[Dataset rows]
^^^^^^^^

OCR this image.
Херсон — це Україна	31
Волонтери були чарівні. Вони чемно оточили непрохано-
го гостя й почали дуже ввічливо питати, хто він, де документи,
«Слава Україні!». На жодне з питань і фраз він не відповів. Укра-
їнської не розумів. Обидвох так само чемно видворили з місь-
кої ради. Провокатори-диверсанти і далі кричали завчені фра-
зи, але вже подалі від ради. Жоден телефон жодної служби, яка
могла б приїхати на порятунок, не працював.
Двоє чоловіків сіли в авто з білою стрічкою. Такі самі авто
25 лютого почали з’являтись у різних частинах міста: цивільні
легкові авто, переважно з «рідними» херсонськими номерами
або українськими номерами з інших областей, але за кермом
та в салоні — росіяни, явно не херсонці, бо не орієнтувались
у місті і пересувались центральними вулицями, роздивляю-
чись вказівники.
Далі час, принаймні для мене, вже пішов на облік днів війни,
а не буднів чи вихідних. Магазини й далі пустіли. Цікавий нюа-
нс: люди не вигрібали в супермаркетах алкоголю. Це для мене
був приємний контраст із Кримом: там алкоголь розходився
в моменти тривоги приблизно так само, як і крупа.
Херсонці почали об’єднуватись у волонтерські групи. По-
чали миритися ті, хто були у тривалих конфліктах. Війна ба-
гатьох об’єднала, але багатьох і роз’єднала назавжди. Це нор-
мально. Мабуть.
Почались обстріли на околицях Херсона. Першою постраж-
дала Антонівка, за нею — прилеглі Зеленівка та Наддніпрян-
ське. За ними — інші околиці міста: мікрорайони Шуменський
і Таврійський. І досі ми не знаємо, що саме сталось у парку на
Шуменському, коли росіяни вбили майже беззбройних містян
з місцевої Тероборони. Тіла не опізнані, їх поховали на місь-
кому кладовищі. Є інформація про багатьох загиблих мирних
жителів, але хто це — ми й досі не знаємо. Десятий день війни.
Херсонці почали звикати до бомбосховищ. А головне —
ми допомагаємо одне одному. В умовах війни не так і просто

^^^^^^^^

Stated problem => Copy out every line of the data that includes the word "місь".

Task response =>
їнської не розумів. Обидвох так само чемно видворили з місь-
з місцевої Тероборони. Тіла не опізнані, їх поховали на місь-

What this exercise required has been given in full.